— SHORT TASK —
Pick out every line in the data below that holds "procedures".
--- START THE INPUT ---
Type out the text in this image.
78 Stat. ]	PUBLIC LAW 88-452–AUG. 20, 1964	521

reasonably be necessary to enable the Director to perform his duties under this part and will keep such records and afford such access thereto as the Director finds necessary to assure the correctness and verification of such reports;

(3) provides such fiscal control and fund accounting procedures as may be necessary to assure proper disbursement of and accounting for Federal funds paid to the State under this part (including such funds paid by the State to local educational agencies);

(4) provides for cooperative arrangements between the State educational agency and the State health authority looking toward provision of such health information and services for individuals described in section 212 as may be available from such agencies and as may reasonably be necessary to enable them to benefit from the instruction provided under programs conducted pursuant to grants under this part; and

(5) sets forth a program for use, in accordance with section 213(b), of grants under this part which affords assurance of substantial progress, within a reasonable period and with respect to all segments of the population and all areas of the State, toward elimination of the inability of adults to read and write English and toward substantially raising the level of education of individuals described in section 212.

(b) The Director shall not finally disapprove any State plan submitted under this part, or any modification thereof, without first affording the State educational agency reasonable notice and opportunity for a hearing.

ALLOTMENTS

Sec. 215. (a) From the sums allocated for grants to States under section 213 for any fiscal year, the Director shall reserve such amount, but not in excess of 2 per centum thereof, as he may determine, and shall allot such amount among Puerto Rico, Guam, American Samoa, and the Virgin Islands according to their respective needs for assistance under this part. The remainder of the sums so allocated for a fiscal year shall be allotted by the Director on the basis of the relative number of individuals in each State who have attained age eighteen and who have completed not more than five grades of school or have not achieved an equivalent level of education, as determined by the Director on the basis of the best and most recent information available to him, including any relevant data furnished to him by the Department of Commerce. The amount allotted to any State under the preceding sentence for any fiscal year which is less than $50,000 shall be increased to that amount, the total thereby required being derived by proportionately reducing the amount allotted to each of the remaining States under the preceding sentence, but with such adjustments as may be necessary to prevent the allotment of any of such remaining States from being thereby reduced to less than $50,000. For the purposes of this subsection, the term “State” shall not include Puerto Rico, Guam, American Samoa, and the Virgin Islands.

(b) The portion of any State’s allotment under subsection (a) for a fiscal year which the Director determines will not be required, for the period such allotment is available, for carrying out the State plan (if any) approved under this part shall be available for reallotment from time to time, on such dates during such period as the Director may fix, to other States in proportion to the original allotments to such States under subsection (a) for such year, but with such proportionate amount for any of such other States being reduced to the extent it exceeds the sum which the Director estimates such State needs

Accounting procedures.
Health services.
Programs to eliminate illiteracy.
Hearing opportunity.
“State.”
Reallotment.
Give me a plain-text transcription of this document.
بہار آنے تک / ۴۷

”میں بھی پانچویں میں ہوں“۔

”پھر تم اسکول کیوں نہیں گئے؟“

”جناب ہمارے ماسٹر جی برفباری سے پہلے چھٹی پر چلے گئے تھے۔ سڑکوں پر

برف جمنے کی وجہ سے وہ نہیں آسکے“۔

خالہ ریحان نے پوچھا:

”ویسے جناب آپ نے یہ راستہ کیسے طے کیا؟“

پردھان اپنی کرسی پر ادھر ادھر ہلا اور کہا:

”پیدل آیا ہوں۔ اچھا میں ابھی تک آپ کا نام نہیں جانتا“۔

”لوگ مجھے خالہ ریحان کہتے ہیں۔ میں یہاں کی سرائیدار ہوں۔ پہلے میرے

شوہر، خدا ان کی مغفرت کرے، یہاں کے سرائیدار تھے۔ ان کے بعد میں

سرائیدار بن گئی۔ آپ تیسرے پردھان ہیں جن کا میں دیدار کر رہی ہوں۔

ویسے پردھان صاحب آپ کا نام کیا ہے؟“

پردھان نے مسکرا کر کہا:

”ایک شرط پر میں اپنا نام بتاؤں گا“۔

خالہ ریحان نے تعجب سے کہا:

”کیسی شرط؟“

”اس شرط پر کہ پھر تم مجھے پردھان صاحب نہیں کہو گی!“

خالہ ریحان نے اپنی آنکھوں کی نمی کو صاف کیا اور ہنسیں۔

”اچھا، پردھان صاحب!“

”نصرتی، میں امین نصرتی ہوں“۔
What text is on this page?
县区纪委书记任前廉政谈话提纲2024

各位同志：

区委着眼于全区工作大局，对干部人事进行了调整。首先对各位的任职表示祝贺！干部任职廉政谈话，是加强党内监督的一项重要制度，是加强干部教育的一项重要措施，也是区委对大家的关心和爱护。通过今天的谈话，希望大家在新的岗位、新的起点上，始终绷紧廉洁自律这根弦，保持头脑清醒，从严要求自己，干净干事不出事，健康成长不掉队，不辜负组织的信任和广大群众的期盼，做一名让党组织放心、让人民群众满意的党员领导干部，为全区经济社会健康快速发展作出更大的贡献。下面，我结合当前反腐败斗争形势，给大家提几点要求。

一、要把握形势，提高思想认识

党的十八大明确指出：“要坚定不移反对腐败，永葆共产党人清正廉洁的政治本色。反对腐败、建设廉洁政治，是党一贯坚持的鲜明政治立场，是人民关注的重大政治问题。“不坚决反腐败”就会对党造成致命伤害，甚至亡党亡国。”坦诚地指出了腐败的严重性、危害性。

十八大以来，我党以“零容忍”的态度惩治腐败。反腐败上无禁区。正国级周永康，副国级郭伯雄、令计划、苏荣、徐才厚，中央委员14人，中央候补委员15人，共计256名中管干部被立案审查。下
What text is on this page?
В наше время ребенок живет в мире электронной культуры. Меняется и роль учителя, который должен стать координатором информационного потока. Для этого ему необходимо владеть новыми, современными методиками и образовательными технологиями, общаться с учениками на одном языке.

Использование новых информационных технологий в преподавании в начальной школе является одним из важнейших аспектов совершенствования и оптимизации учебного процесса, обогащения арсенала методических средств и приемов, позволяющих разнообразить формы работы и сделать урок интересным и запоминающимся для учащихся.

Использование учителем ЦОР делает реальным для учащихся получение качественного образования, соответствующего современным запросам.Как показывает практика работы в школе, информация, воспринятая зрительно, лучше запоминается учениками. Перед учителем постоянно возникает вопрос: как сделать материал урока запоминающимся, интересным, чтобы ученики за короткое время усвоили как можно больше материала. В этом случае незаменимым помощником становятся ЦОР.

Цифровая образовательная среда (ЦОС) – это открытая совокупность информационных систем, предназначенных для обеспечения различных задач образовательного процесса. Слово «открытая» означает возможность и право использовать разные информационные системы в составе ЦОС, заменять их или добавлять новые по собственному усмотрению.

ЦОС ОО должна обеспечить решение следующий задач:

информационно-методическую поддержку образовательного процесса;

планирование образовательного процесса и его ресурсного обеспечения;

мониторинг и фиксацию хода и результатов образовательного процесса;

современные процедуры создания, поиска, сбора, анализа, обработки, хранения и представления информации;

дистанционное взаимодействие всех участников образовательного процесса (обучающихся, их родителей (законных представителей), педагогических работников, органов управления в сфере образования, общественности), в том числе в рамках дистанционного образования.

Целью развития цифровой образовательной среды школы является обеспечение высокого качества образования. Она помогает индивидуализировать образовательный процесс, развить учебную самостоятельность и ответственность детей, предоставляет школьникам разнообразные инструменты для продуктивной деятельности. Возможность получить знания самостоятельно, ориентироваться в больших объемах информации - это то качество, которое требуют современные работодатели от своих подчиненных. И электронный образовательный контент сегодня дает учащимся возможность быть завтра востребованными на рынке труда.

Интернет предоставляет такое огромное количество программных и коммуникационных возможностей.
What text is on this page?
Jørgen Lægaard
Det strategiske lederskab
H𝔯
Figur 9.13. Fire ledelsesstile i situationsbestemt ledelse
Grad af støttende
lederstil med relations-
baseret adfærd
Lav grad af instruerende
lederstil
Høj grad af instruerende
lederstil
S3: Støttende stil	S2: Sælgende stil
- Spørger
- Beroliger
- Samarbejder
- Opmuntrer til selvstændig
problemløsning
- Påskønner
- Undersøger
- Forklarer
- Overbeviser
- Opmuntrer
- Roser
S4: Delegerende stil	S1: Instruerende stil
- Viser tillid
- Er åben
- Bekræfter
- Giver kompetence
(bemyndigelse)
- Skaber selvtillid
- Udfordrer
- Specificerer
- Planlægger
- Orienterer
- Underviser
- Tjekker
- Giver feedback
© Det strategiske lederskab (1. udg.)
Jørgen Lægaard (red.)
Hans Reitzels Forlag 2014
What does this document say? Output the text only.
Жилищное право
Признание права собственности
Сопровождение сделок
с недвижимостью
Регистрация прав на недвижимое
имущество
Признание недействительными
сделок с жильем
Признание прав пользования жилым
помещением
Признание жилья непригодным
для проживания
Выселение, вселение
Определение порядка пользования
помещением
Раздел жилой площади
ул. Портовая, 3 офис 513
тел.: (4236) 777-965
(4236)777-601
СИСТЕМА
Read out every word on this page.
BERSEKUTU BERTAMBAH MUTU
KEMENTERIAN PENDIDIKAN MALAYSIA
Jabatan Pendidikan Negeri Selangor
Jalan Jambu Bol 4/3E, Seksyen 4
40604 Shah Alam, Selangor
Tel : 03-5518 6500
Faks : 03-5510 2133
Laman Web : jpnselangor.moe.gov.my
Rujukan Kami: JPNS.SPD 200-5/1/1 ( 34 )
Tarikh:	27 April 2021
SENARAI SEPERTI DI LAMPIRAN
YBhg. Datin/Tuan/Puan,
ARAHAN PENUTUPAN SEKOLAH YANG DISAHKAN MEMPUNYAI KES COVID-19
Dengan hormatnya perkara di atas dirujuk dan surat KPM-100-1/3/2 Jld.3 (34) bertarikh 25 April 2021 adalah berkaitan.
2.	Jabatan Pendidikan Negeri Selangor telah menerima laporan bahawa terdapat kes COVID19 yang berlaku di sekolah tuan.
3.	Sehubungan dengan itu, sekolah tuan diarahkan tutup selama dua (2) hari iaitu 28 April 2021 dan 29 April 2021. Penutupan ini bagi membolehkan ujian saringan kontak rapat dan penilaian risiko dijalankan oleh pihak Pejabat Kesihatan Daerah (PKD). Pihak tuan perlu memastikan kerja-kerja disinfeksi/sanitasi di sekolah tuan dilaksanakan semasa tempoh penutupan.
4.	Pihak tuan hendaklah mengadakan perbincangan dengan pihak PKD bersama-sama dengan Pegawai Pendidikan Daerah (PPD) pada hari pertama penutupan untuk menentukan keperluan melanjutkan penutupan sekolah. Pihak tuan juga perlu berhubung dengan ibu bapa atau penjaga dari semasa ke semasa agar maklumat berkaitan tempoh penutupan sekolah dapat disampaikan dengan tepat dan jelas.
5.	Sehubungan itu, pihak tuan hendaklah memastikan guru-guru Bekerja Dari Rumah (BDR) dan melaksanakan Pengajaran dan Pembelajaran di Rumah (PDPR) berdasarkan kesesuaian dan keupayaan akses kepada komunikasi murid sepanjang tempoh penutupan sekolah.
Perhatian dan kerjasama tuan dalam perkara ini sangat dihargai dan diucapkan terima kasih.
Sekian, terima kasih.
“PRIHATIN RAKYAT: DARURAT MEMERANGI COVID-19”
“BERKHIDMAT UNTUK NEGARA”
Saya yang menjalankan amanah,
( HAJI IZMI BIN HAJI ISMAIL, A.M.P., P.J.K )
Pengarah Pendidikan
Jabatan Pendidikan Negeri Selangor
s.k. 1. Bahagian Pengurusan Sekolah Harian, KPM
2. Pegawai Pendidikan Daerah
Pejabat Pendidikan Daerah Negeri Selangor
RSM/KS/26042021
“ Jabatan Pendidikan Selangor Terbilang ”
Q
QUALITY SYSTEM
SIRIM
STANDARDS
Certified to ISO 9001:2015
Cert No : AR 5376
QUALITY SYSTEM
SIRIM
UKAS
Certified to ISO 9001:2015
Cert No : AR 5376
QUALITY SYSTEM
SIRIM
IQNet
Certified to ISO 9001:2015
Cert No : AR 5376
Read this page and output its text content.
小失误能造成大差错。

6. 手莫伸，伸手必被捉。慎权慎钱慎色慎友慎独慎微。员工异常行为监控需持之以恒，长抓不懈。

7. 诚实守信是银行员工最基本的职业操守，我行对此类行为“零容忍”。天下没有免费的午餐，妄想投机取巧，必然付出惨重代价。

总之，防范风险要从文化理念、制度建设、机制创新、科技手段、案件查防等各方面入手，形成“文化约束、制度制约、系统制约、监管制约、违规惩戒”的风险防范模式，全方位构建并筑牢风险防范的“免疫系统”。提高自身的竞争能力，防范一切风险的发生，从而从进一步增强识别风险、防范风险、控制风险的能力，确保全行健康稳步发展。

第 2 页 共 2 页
--- END THE INPUT ---
— WRITTEN ANSWER —
(3) provides such fiscal control and fund accounting procedures as may be necessary to assure proper disbursement of and accounting for Federal funds paid to the State under this part (including such funds paid by the State to local educational agencies);
Accounting procedures.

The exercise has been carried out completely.